In 1975 the Italian parliament passed a bill to overhaul the RADIO AUDIZIONI ITALIANE (RAI), which at the time was a public radio and television monopoly. The bill was the result of a battle fought over ten years by left-wing forces to bring about decentralisation both inside and outside the structures of production. The bill introduced a representation of regions and trade unions in the decision making bodies; it provided for public access broadcasts and the total abolition of censorship; and control of radio and television was to pass from the ministerial level to parliament. The underlying strategy of the battle first and then the bill was the same: democratisation of the monopoly was seen as the only way to have a radio and television system that could respond to the citizenry’s interests and enable them to participate actively in communications.
But these hopes were short-lived. Between 1977 and 1978, three developments on the country’s political scene changed the lot of communications. First the Constitutional Court liberalised radio and television. Second, the RAI was split along the lines of the political forces in government: RAI Uno came under the control of the Christian Democrats (DC)and RAI Due, under the Socialist Party (PSI). In 1979 a third network came into being; it was supposed to be regionalised but, after some ten years of fruitless effort, the regionalisation program was scrapped and the network passed into the hands of the opposition, that is, the Italian Communist Party (PCI). Third, the group of Bettino Craxi took over the leadership of the Socialist Party and changed the organisation’s orientation in accordance with certain principles: anticommunism, defence of the market economy and transformation of the Italian social State’s culture of solidarity into a culture of ambition and social and professional Darwinism. Then the party and Craxi himself sank into the mire of corruption, scandals and trials. Both the PSI and the DC disappeared from the Italian political scene, but they left deep marks on middle class culture, mostly through the privately-owned media.
In the late 1970s, some of the prominent publishing houses (Mondadori, Rusconi)founded television channels that soon went bankrupt. The channels were sold to a construction entrepreneur who had already created a television chain and had the benefit of powerful political backing and therefore substantial bank credits. His name: Silvio Berlusconi. Since then, a mere ten years after deregulation began and measures were taken on its behalf, the new communications giant built up an empire. The founding editors of the first private national television stations made the mistake of modelling their work on the RAI and trying to provide quality programming with advertising on the side. What Berlusconi did, however, was to turn this model on its ear and use advertising as the centrepiece ("I am not at the service of the public but at the service of business," he asserted). He surrounded the ads with cultural but functional programming and thereby won over a huge audience. Thus he unscrupulously played all the cards of free enterprise to beat the RAI. The latter, being constrained by its adversary, embarked upon a suicidal course.

◇ ◇ ◇ ◇ ◇ ◇ ◇

### What needs to be done
Answer these questions about the passage on Italian broadcasting:
1. In what year did the Italian parliament pass the bill to overhaul the RAI?
2. Which party took control of RAI Due?
3. Who asserted, "I am not at the service of the public but at the service of business"?

Image-based layout entries
◇ ◇ ◇ ◇ ◇ ◇ ◇

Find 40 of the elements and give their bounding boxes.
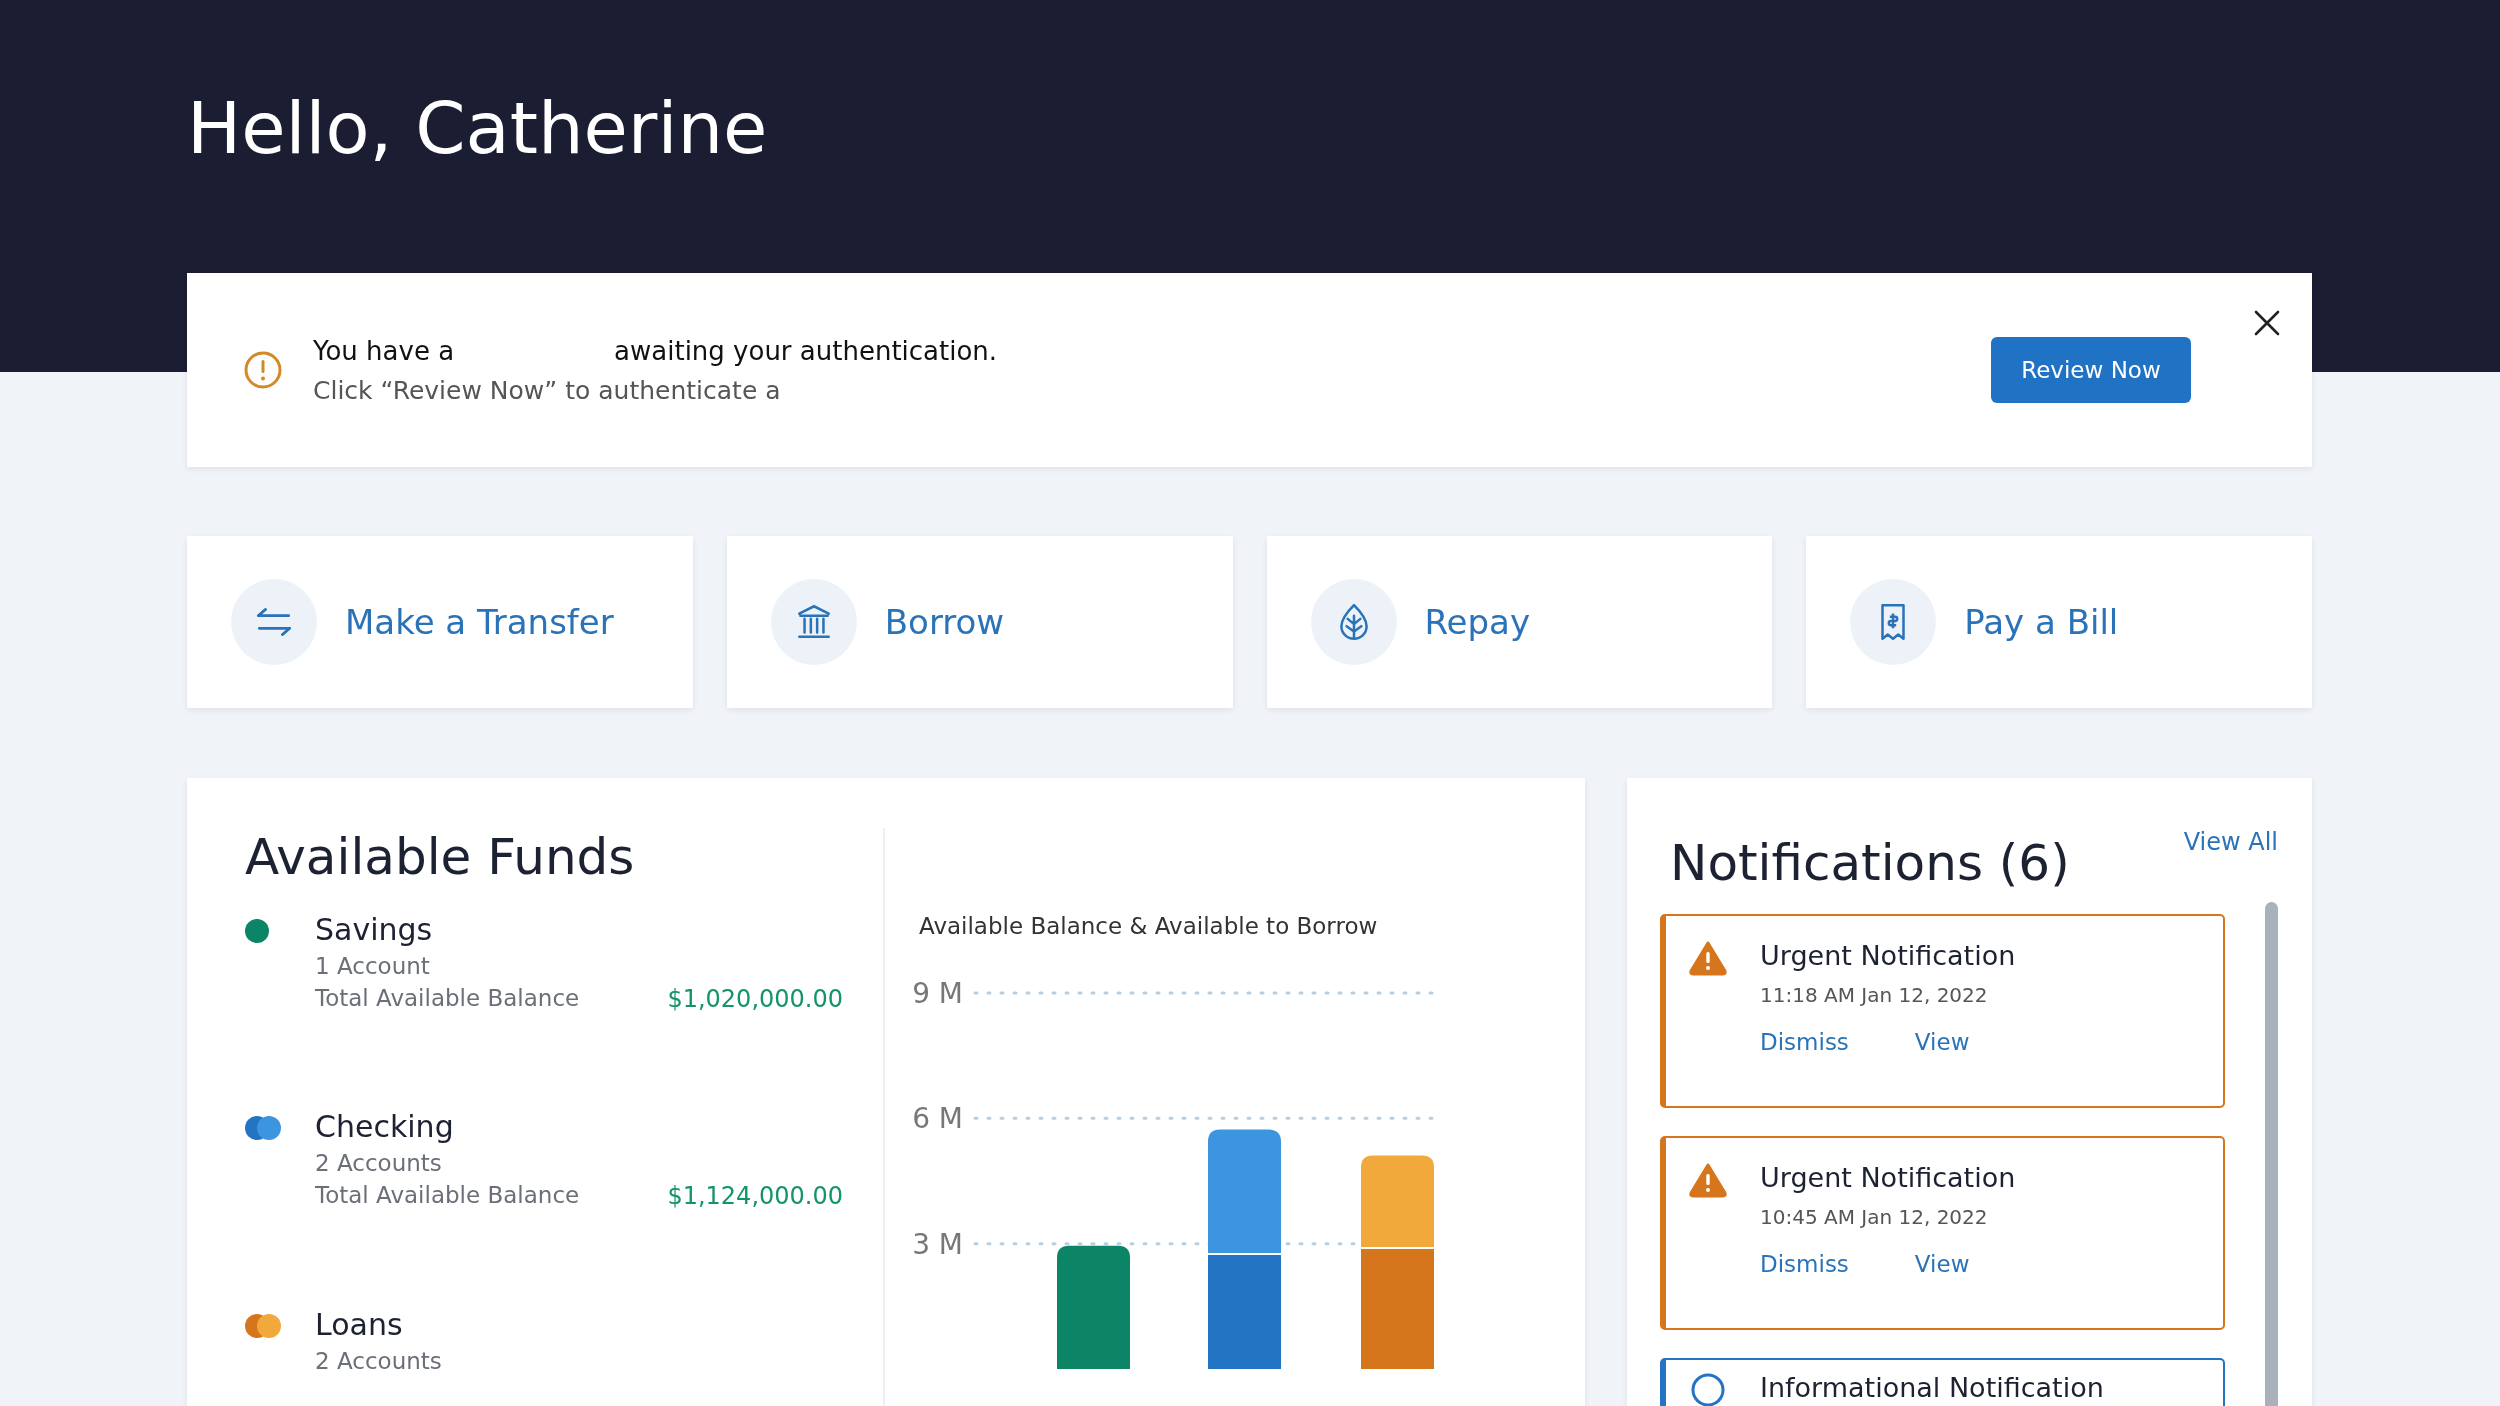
balance-label: Total Available Balance [315, 1182, 580, 1211]
warning-icon [1688, 1162, 1728, 1198]
close-icon[interactable] [2252, 308, 2282, 338]
notification-link[interactable]: Dismiss [1760, 1251, 1849, 1277]
review-now-button[interactable]: Review Now [1991, 337, 2191, 403]
chart-title: Available Balance & Available to Borrow [919, 913, 1379, 939]
balance-label: Total Available Balance [315, 985, 580, 1013]
account-name: Savings [315, 912, 434, 947]
notification-link[interactable]: Dismiss [1760, 1029, 1849, 1055]
view-all-link[interactable]: View All [2183, 828, 2278, 856]
notification-link[interactable]: View [1914, 1251, 1970, 1277]
notification-title: Urgent Notification [1760, 940, 2016, 971]
axis-tick-label: 9 M [912, 977, 963, 1010]
panel-title: Available Funds [245, 828, 636, 886]
action-card[interactable]: Pay a Bill [1806, 536, 2312, 708]
notification-title: Informational Notification [1760, 1372, 2104, 1403]
alert-message: awaiting your authentication. [614, 335, 998, 366]
greeting-title: Hello, Catherine [187, 92, 768, 164]
action-card[interactable]: Repay [1266, 536, 1773, 708]
account-count: 2 Accounts [315, 1347, 443, 1374]
account-name: Loans [315, 1306, 404, 1342]
account-count: 1 Account [315, 953, 431, 979]
warning-icon [1688, 940, 1728, 976]
action-card[interactable]: Make a Transfer [187, 536, 693, 708]
notification-time: 11:18 AM Jan 12, 2022 [1760, 983, 1989, 1007]
axis-tick-label: 3 M [912, 1227, 963, 1261]
account-count: 2 Accounts [315, 1150, 443, 1177]
account-name: Checking [315, 1109, 455, 1145]
panel-title: Notifications (6) [1670, 834, 2070, 892]
notification-link[interactable]: View [1914, 1029, 1970, 1055]
notification-time: 10:45 AM Jan 12, 2022 [1760, 1205, 1989, 1229]
alert-instruction: Click “Review Now” to authenticate a [313, 375, 782, 405]
alert-message: You have a [313, 335, 455, 366]
action-card[interactable]: Borrow [726, 536, 1233, 708]
balance-amount: $1,124,000.00 [667, 1182, 843, 1211]
axis-tick-label: 6 M [912, 1102, 963, 1136]
scrollbar[interactable] [2265, 902, 2278, 1406]
warning-icon [243, 350, 283, 390]
notification-title: Urgent Notification [1760, 1162, 2016, 1193]
balance-amount: $1,020,000.00 [667, 985, 843, 1013]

◇ ◇ ◇ ◇ ◇ ◇ ◇

### Final answer
1. 1975
2. The Socialist Party (PSI)
3. Silvio Berlusconi